Records shown.
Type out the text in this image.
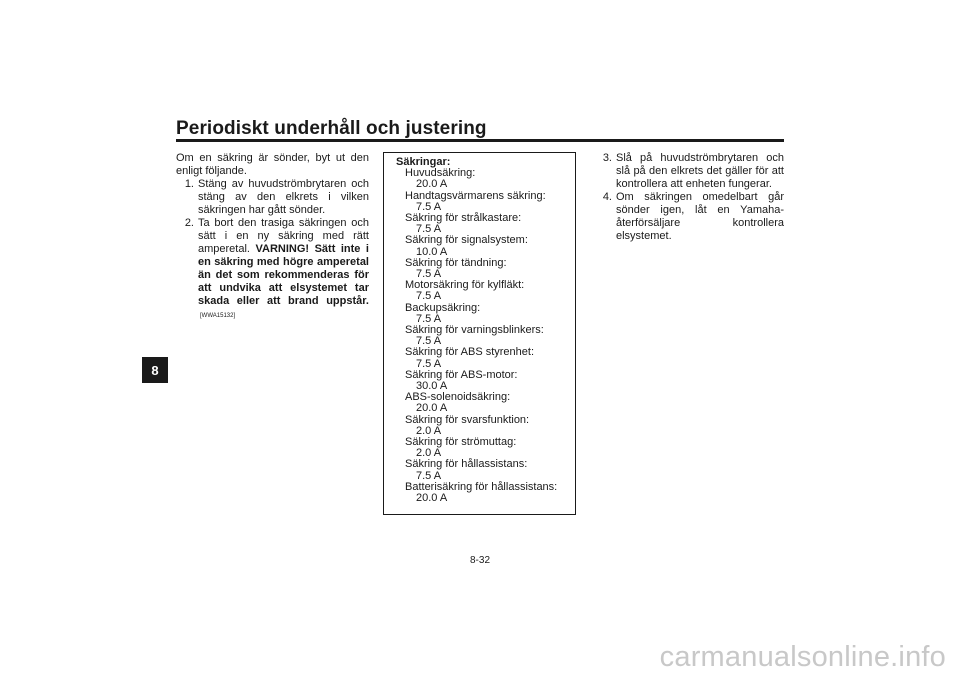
Periodiskt underhåll och justering
8
Om en säkring är sönder, byt ut den enligt följande.
1. Stäng av huvudströmbrytaren och stäng av den elkrets i vilken säkringen har gått sönder.
2. Ta bort den trasiga säkringen och sätt i en ny säkring med rätt amperetal. VARNING! Sätt inte i en säkring med högre amperetal än det som rekommenderas för att undvika att elsystemet tar skada eller att brand uppstår.[WWA15132]
Säkringar:
Huvudsäkring:
20.0 A
Handtagsvärmarens säkring:
7.5 A
Säkring för strålkastare:
7.5 A
Säkring för signalsystem:
10.0 A
Säkring för tändning:
7.5 A
Motorsäkring för kylfläkt:
7.5 A
Backupsäkring:
7.5 A
Säkring för varningsblinkers:
7.5 A
Säkring för ABS styrenhet:
7.5 A
Säkring för ABS-motor:
30.0 A
ABS-solenoidsäkring:
20.0 A
Säkring för svarsfunktion:
2.0 A
Säkring för strömuttag:
2.0 A
Säkring för hållassistans:
7.5 A
Batterisäkring för hållassistans:
20.0 A
3. Slå på huvudströmbrytaren och slå på den elkrets det gäller för att kontrollera att enheten fungerar.
4. Om säkringen omedelbart går sönder igen, låt en Yamaha-återförsäljare kontrollera elsystemet.
8-32
carmanualsonline.info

Written task. Quote every entry exactly, with the pictures omitted.

Solution to this task.
Type out the text in this image.
Periodiskt underhåll och justering
8
Om en säkring är sönder, byt ut den enligt följande.
1. Stäng av huvudströmbrytaren och stäng av den elkrets i vilken säkringen har gått sönder.
2. Ta bort den trasiga säkringen och sätt i en ny säkring med rätt amperetal. VARNING! Sätt inte i en säkring med högre amperetal än det som rekommenderas för att undvika att elsystemet tar skada eller att brand uppstår.[WWA15132]
Säkringar:
Huvudsäkring:
20.0 A
Handtagsvärmarens säkring:
7.5 A
Säkring för strålkastare:
7.5 A
Säkring för signalsystem:
10.0 A
Säkring för tändning:
7.5 A
Motorsäkring för kylfläkt:
7.5 A
Backupsäkring:
7.5 A
Säkring för varningsblinkers:
7.5 A
Säkring för ABS styrenhet:
7.5 A
Säkring för ABS-motor:
30.0 A
ABS-solenoidsäkring:
20.0 A
Säkring för svarsfunktion:
2.0 A
Säkring för strömuttag:
2.0 A
Säkring för hållassistans:
7.5 A
Batterisäkring för hållassistans:
20.0 A
3. Slå på huvudströmbrytaren och slå på den elkrets det gäller för att kontrollera att enheten fungerar.
4. Om säkringen omedelbart går sönder igen, låt en Yamaha-återförsäljare kontrollera elsystemet.
8-32
carmanualsonline.info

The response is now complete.